== Data for this task

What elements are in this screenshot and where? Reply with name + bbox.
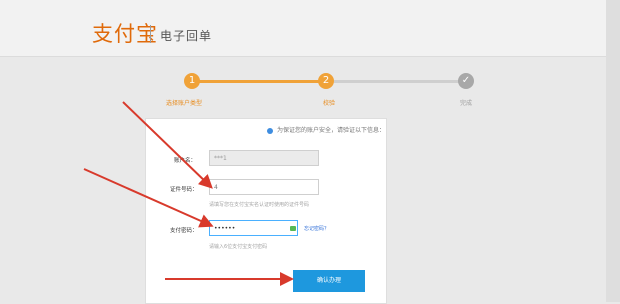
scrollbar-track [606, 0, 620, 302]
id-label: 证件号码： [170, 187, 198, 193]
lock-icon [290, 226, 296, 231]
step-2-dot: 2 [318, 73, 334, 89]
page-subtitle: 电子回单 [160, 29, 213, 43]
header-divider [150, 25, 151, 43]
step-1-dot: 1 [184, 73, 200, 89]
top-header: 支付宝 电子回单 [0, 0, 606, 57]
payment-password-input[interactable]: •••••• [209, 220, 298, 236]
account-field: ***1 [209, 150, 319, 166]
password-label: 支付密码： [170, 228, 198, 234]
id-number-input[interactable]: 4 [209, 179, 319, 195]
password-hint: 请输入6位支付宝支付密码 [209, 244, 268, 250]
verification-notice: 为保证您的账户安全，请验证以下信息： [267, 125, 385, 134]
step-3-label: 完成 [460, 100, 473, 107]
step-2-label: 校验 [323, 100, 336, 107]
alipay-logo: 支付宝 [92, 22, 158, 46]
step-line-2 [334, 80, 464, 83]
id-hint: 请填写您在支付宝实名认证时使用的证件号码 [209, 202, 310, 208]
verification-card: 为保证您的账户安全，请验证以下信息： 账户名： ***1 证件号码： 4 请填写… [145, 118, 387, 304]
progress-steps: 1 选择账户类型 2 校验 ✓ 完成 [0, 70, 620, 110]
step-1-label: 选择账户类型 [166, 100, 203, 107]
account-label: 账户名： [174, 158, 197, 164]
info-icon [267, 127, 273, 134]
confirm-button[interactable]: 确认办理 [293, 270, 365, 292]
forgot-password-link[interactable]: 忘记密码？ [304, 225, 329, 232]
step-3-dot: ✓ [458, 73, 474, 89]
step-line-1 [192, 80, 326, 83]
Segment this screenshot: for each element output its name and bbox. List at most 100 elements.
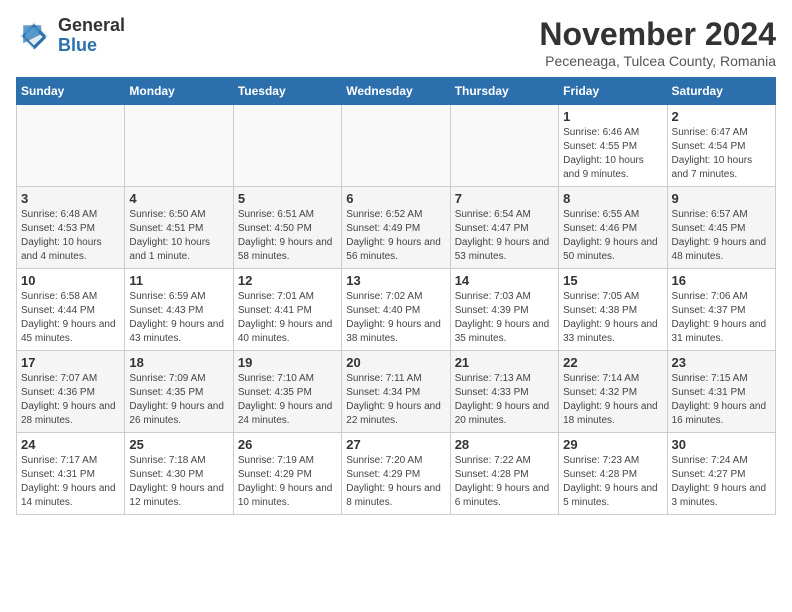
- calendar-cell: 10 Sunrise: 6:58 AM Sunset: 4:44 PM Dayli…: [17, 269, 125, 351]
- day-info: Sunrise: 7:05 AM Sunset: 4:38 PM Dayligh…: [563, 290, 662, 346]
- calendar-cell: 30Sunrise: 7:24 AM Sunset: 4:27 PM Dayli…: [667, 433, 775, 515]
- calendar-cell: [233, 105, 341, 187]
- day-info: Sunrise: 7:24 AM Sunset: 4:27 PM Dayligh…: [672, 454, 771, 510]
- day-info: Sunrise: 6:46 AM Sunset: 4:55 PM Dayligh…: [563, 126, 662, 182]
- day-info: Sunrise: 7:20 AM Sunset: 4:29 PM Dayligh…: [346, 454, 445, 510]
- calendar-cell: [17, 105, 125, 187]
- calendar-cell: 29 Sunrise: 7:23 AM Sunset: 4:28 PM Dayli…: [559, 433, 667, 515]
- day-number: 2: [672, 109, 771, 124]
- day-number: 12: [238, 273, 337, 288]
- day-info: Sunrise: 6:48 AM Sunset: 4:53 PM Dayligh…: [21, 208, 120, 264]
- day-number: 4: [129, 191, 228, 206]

====

What to produce →
Render all of the data above as a JSON list of strings, one string per line, with blank lines skipped. Leave the pictures out.

Result for this task →
[
  "What elements are in this screenshot and where? Reply with name + bbox.",
  "scrollbar-track [606, 0, 620, 302]",
  "id-label: 证件号码： [170, 187, 198, 193]",
  "lock-icon [290, 226, 296, 231]",
  "step-2-dot: 2 [318, 73, 334, 89]",
  "page-subtitle: 电子回单 [160, 29, 213, 43]",
  "header-divider [150, 25, 151, 43]",
  "step-1-dot: 1 [184, 73, 200, 89]",
  "top-header: 支付宝 电子回单 [0, 0, 606, 57]",
  "payment-password-input[interactable]: •••••• [209, 220, 298, 236]",
  "account-field: ***1 [209, 150, 319, 166]",
  "password-label: 支付密码： [170, 228, 198, 234]",
  "id-number-input[interactable]: 4 [209, 179, 319, 195]",
  "password-hint: 请输入6位支付宝支付密码 [209, 244, 268, 250]",
  "verification-notice: 为保证您的账户安全，请验证以下信息： [267, 125, 385, 134]",
  "step-3-label: 完成 [460, 100, 473, 107]",
  "step-2-label: 校验 [323, 100, 336, 107]",
  "alipay-logo: 支付宝 [92, 22, 158, 46]",
  "step-line-2 [334, 80, 464, 83]",
  "id-hint: 请填写您在支付宝实名认证时使用的证件号码 [209, 202, 310, 208]",
  "verification-card: 为保证您的账户安全，请验证以下信息： 账户名： ***1 证件号码： 4 请填写… [145, 118, 387, 304]",
  "progress-steps: 1 选择账户类型 2 校验 ✓ 完成 [0, 70, 620, 110]",
  "step-1-label: 选择账户类型 [166, 100, 203, 107]",
  "account-label: 账户名： [174, 158, 197, 164]",
  "info-icon [267, 127, 273, 134]",
  "confirm-button[interactable]: 确认办理 [293, 270, 365, 292]",
  "forgot-password-link[interactable]: 忘记密码？ [304, 225, 329, 232]",
  "step-3-dot: ✓ [458, 73, 474, 89]",
  "step-line-1 [192, 80, 326, 83]",
  "Segment this screenshot: for each element output its name and bbox. List at most 100 elements.",
  "- calendar-cell: 10 Sunrise: 6:58 AM Sunset: 4:44 PM Dayli…: [17, 269, 125, 351]",
  "- day-info: Sunrise: 7:05 AM Sunset: 4:38 PM Dayligh…: [563, 290, 662, 346]",
  "- calendar-cell: 30Sunrise: 7:24 AM Sunset: 4:27 PM Dayli…: [667, 433, 775, 515]",
  "- calendar-cell: [233, 105, 341, 187]",
  "- day-info: Sunrise: 7:24 AM Sunset: 4:27 PM Dayligh…: [672, 454, 771, 510]",
  "- day-info: Sunrise: 6:46 AM Sunset: 4:55 PM Dayligh…: [563, 126, 662, 182]",
  "- day-info: Sunrise: 7:20 AM Sunset: 4:29 PM Dayligh…: [346, 454, 445, 510]",
  "- calendar-cell: [17, 105, 125, 187]",
  "- calendar-cell: 29 Sunrise: 7:23 AM Sunset: 4:28 PM Dayli…: [559, 433, 667, 515]",
  "- day-number: 2: [672, 109, 771, 124]",
  "- day-number: 12: [238, 273, 337, 288]",
  "- day-info: Sunrise: 6:48 AM Sunset: 4:53 PM Dayligh…: [21, 208, 120, 264]",
  "- day-number: 4: [129, 191, 228, 206]"
]